**What is expected**
Present every line in which the string "hilt" appears.

───── Excerpted data ─────

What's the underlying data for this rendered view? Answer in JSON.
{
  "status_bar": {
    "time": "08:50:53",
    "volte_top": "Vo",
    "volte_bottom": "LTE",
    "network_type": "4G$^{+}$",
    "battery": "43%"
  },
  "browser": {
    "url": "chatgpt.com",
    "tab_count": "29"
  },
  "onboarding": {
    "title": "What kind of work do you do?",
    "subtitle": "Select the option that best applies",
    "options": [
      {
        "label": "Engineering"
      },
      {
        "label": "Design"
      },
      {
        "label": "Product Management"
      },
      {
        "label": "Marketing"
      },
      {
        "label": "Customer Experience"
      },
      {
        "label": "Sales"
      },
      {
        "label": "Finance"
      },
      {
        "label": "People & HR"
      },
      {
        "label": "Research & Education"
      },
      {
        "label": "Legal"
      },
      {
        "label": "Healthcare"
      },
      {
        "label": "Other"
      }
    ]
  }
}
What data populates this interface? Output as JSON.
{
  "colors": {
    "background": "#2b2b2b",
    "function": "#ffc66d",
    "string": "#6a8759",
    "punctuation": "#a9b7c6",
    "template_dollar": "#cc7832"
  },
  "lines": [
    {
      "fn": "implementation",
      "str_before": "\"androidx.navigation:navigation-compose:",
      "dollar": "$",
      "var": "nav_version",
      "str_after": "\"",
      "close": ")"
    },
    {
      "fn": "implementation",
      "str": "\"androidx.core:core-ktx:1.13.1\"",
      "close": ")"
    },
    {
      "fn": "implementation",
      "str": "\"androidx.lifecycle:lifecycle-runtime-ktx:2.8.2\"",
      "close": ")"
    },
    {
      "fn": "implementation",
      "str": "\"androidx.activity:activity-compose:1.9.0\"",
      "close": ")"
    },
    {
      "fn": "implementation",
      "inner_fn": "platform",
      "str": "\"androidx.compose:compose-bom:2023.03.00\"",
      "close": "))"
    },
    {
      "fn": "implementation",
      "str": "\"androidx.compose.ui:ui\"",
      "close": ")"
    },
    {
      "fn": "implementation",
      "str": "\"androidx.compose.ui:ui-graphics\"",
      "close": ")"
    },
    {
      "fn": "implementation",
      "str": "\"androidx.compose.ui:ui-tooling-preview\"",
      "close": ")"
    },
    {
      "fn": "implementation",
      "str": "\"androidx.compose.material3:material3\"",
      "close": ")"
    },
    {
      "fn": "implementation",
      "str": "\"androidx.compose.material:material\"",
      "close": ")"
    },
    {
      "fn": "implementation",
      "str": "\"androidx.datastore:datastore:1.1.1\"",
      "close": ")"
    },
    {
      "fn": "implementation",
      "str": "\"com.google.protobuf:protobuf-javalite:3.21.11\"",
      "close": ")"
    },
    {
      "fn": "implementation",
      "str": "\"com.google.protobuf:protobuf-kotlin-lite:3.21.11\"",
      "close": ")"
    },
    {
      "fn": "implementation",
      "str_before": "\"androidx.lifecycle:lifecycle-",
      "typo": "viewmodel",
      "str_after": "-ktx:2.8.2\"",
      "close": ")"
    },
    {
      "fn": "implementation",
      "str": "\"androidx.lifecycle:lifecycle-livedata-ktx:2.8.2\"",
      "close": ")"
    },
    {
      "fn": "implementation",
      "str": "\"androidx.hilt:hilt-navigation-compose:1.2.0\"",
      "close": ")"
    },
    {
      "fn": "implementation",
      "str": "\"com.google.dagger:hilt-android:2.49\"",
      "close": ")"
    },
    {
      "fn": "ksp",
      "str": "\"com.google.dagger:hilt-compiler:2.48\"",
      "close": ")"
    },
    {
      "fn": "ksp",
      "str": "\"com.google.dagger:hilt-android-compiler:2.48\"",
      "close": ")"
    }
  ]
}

─────

**Completed exercise**
      "str": "\"androidx.hilt:hilt-navigation-compose:1.2.0\"",
      "str": "\"com.google.dagger:hilt-android:2.49\"",
      "str": "\"com.google.dagger:hilt-compiler:2.48\"",
      "str": "\"com.google.dagger:hilt-android-compiler:2.48\"",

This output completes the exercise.